#### [Request]
Print the complete set of entries exactly.

#### [Record set]
══════

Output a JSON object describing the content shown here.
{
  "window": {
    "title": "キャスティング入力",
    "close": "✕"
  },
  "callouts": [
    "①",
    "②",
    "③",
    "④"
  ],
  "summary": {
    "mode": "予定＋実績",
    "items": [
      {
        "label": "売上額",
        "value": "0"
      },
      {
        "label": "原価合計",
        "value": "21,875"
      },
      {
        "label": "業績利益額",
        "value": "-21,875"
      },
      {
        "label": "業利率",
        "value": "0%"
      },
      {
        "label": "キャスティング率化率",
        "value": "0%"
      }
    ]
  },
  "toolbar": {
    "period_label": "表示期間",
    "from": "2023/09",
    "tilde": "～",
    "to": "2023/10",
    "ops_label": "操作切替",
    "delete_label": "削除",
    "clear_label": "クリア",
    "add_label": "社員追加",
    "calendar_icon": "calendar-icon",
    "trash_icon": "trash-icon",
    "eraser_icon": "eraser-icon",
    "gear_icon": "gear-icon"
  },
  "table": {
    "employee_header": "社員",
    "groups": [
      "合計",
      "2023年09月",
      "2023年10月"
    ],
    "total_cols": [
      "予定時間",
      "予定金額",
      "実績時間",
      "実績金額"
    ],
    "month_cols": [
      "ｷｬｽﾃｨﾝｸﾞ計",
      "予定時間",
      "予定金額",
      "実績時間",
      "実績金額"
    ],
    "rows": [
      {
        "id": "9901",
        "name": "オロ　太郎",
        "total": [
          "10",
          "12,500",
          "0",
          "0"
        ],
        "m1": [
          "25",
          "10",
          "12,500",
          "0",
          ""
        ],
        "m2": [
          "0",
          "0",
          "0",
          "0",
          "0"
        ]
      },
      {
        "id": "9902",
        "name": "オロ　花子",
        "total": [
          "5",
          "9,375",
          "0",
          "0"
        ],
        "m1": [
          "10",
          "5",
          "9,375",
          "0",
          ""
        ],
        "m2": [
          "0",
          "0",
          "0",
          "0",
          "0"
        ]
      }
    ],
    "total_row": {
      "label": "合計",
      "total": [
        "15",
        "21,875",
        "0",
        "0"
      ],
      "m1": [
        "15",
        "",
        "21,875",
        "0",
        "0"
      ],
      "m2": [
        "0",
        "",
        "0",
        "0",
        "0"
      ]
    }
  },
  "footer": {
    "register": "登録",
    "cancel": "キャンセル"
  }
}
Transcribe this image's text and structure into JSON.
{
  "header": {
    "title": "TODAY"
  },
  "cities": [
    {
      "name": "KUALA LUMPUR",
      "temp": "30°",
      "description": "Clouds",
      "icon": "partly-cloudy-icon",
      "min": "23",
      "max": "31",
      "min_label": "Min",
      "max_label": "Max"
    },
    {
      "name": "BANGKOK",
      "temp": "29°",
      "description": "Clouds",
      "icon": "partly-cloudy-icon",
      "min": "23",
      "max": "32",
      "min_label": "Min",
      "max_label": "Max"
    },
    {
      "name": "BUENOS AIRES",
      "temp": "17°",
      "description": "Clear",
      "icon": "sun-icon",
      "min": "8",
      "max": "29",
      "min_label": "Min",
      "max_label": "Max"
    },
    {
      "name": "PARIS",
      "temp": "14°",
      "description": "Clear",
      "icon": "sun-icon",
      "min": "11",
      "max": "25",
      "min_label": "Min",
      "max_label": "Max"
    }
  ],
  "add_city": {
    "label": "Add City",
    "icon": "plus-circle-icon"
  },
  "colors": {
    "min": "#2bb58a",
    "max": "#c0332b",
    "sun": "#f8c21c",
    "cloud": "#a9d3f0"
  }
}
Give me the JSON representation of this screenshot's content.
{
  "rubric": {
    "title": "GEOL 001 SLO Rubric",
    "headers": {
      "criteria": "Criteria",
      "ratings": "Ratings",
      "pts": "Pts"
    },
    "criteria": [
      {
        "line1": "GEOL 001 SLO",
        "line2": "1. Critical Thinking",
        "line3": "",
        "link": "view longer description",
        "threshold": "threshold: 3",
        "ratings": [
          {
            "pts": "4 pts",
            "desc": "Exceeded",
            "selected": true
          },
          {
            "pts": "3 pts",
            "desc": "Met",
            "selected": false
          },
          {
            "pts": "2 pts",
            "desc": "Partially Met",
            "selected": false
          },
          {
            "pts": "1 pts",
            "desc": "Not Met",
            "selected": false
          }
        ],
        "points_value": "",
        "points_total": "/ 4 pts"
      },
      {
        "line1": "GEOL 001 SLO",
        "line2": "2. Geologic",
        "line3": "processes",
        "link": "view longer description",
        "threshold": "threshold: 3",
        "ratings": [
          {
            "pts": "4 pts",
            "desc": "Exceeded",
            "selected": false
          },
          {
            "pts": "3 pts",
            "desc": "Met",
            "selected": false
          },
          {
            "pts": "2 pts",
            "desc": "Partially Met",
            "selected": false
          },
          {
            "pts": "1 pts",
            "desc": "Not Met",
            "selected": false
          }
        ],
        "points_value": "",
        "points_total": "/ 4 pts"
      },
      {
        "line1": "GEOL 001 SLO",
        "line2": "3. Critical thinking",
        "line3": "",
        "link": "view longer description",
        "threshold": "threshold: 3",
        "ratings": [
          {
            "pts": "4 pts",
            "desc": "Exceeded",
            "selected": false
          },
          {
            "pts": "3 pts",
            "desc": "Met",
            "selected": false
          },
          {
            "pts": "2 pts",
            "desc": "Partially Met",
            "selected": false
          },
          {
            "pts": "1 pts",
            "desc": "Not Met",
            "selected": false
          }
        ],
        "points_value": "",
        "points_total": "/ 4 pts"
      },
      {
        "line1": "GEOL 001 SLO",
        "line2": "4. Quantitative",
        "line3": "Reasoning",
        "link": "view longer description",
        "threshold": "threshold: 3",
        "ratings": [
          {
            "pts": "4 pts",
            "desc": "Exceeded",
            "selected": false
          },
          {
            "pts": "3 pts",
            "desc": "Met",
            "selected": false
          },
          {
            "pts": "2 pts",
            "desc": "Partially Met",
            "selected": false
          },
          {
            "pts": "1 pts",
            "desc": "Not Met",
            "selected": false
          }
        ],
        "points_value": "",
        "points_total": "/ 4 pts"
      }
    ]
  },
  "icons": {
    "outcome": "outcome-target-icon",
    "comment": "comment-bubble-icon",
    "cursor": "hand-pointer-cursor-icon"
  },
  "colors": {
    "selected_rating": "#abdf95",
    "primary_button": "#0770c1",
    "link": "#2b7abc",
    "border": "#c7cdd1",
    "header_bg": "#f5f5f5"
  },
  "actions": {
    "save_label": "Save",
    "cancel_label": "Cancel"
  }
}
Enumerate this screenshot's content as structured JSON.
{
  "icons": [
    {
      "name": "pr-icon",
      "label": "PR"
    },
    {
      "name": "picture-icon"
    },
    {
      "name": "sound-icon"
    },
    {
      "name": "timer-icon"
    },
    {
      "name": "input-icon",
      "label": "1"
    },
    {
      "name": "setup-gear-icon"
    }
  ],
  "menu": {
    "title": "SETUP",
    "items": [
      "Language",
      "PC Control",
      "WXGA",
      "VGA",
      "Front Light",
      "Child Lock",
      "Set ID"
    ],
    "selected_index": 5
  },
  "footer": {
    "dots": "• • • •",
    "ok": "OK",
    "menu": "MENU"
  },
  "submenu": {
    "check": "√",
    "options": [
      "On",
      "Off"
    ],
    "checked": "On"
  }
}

══════

#### [Response to this exercise]
Output a JSON object describing the content shown here.
{
  "window": {
    "title": "キャスティング入力",
    "close": "✕"
  },
  "callouts": [
    "①",
    "②",
    "③",
    "④"
  ],
  "summary": {
    "mode": "予定＋実績",
    "items": [
      {
        "label": "売上額",
        "value": "0"
      },
      {
        "label": "原価合計",
        "value": "21,875"
      },
      {
        "label": "業績利益額",
        "value": "-21,875"
      },
      {
        "label": "業利率",
        "value": "0%"
      },
      {
        "label": "キャスティング率化率",
        "value": "0%"
      }
    ]
  },
  "toolbar": {
    "period_label": "表示期間",
    "from": "2023/09",
    "tilde": "～",
    "to": "2023/10",
    "ops_label": "操作切替",
    "delete_label": "削除",
    "clear_label": "クリア",
    "add_label": "社員追加",
    "calendar_icon": "calendar-icon",
    "trash_icon": "trash-icon",
    "eraser_icon": "eraser-icon",
    "gear_icon": "gear-icon"
  },
  "table": {
    "employee_header": "社員",
    "groups": [
      "合計",
      "2023年09月",
      "2023年10月"
    ],
    "total_cols": [
      "予定時間",
      "予定金額",
      "実績時間",
      "実績金額"
    ],
    "month_cols": [
      "ｷｬｽﾃｨﾝｸﾞ計",
      "予定時間",
      "予定金額",
      "実績時間",
      "実績金額"
    ],
    "rows": [
      {
        "id": "9901",
        "name": "オロ　太郎",
        "total": [
          "10",
          "12,500",
          "0",
          "0"
        ],
        "m1": [
          "25",
          "10",
          "12,500",
          "0",
          ""
        ],
        "m2": [
          "0",
          "0",
          "0",
          "0",
          "0"
        ]
      },
      {
        "id": "9902",
        "name": "オロ　花子",
        "total": [
          "5",
          "9,375",
          "0",
          "0"
        ],
        "m1": [
          "10",
          "5",
          "9,375",
          "0",
          ""
        ],
        "m2": [
          "0",
          "0",
          "0",
          "0",
          "0"
        ]
      }
    ],
    "total_row": {
      "label": "合計",
      "total": [
        "15",
        "21,875",
        "0",
        "0"
      ],
      "m1": [
        "15",
        "",
        "21,875",
        "0",
        "0"
      ],
      "m2": [
        "0",
        "",
        "0",
        "0",
        "0"
      ]
    }
  },
  "footer": {
    "register": "登録",
    "cancel": "キャンセル"
  }
}
Transcribe this image's text and structure into JSON.
{
  "header": {
    "title": "TODAY"
  },
  "cities": [
    {
      "name": "KUALA LUMPUR",
      "temp": "30°",
      "description": "Clouds",
      "icon": "partly-cloudy-icon",
      "min": "23",
      "max": "31",
      "min_label": "Min",
      "max_label": "Max"
    },
    {
      "name": "BANGKOK",
      "temp": "29°",
      "description": "Clouds",
      "icon": "partly-cloudy-icon",
      "min": "23",
      "max": "32",
      "min_label": "Min",
      "max_label": "Max"
    },
    {
      "name": "BUENOS AIRES",
      "temp": "17°",
      "description": "Clear",
      "icon": "sun-icon",
      "min": "8",
      "max": "29",
      "min_label": "Min",
      "max_label": "Max"
    },
    {
      "name": "PARIS",
      "temp": "14°",
      "description": "Clear",
      "icon": "sun-icon",
      "min": "11",
      "max": "25",
      "min_label": "Min",
      "max_label": "Max"
    }
  ],
  "add_city": {
    "label": "Add City",
    "icon": "plus-circle-icon"
  },
  "colors": {
    "min": "#2bb58a",
    "max": "#c0332b",
    "sun": "#f8c21c",
    "cloud": "#a9d3f0"
  }
}
Give me the JSON representation of this screenshot's content.
{
  "rubric": {
    "title": "GEOL 001 SLO Rubric",
    "headers": {
      "criteria": "Criteria",
      "ratings": "Ratings",
      "pts": "Pts"
    },
    "criteria": [
      {
        "line1": "GEOL 001 SLO",
        "line2": "1. Critical Thinking",
        "line3": "",
        "link": "view longer description",
        "threshold": "threshold: 3",
        "ratings": [
          {
            "pts": "4 pts",
            "desc": "Exceeded",
            "selected": true
          },
          {
            "pts": "3 pts",
            "desc": "Met",
            "selected": false
          },
          {
            "pts": "2 pts",
            "desc": "Partially Met",
            "selected": false
          },
          {
            "pts": "1 pts",
            "desc": "Not Met",
            "selected": false
          }
        ],
        "points_value": "",
        "points_total": "/ 4 pts"
      },
      {
        "line1": "GEOL 001 SLO",
        "line2": "2. Geologic",
        "line3": "processes",
        "link": "view longer description",
        "threshold": "threshold: 3",
        "ratings": [
          {
            "pts": "4 pts",
            "desc": "Exceeded",
            "selected": false
          },
          {
            "pts": "3 pts",
            "desc": "Met",
            "selected": false
          },
          {
            "pts": "2 pts",
            "desc": "Partially Met",
            "selected": false
          },
          {
            "pts": "1 pts",
            "desc": "Not Met",
            "selected": false
          }
        ],
        "points_value": "",
        "points_total": "/ 4 pts"
      },
      {
        "line1": "GEOL 001 SLO",
        "line2": "3. Critical thinking",
        "line3": "",
        "link": "view longer description",
        "threshold": "threshold: 3",
        "ratings": [
          {
            "pts": "4 pts",
            "desc": "Exceeded",
            "selected": false
          },
          {
            "pts": "3 pts",
            "desc": "Met",
            "selected": false
          },
          {
            "pts": "2 pts",
            "desc": "Partially Met",
            "selected": false
          },
          {
            "pts": "1 pts",
            "desc": "Not Met",
            "selected": false
          }
        ],
        "points_value": "",
        "points_total": "/ 4 pts"
      },
      {
        "line1": "GEOL 001 SLO",
        "line2": "4. Quantitative",
        "line3": "Reasoning",
        "link": "view longer description",
        "threshold": "threshold: 3",
        "ratings": [
          {
            "pts": "4 pts",
            "desc": "Exceeded",
            "selected": false
          },
          {
            "pts": "3 pts",
            "desc": "Met",
            "selected": false
          },
          {
            "pts": "2 pts",
            "desc": "Partially Met",
            "selected": false
          },
          {
            "pts": "1 pts",
            "desc": "Not Met",
            "selected": false
          }
        ],
        "points_value": "",
        "points_total": "/ 4 pts"
      }
    ]
  },
  "icons": {
    "outcome": "outcome-target-icon",
    "comment": "comment-bubble-icon",
    "cursor": "hand-pointer-cursor-icon"
  },
  "colors": {
    "selected_rating": "#abdf95",
    "primary_button": "#0770c1",
    "link": "#2b7abc",
    "border": "#c7cdd1",
    "header_bg": "#f5f5f5"
  },
  "actions": {
    "save_label": "Save",
    "cancel_label": "Cancel"
  }
}
Enumerate this screenshot's content as structured JSON.
{
  "icons": [
    {
      "name": "pr-icon",
      "label": "PR"
    },
    {
      "name": "picture-icon"
    },
    {
      "name": "sound-icon"
    },
    {
      "name": "timer-icon"
    },
    {
      "name": "input-icon",
      "label": "1"
    },
    {
      "name": "setup-gear-icon"
    }
  ],
  "menu": {
    "title": "SETUP",
    "items": [
      "Language",
      "PC Control",
      "WXGA",
      "VGA",
      "Front Light",
      "Child Lock",
      "Set ID"
    ],
    "selected_index": 5
  },
  "footer": {
    "dots": "• • • •",
    "ok": "OK",
    "menu": "MENU"
  },
  "submenu": {
    "check": "√",
    "options": [
      "On",
      "Off"
    ],
    "checked": "On"
  }
}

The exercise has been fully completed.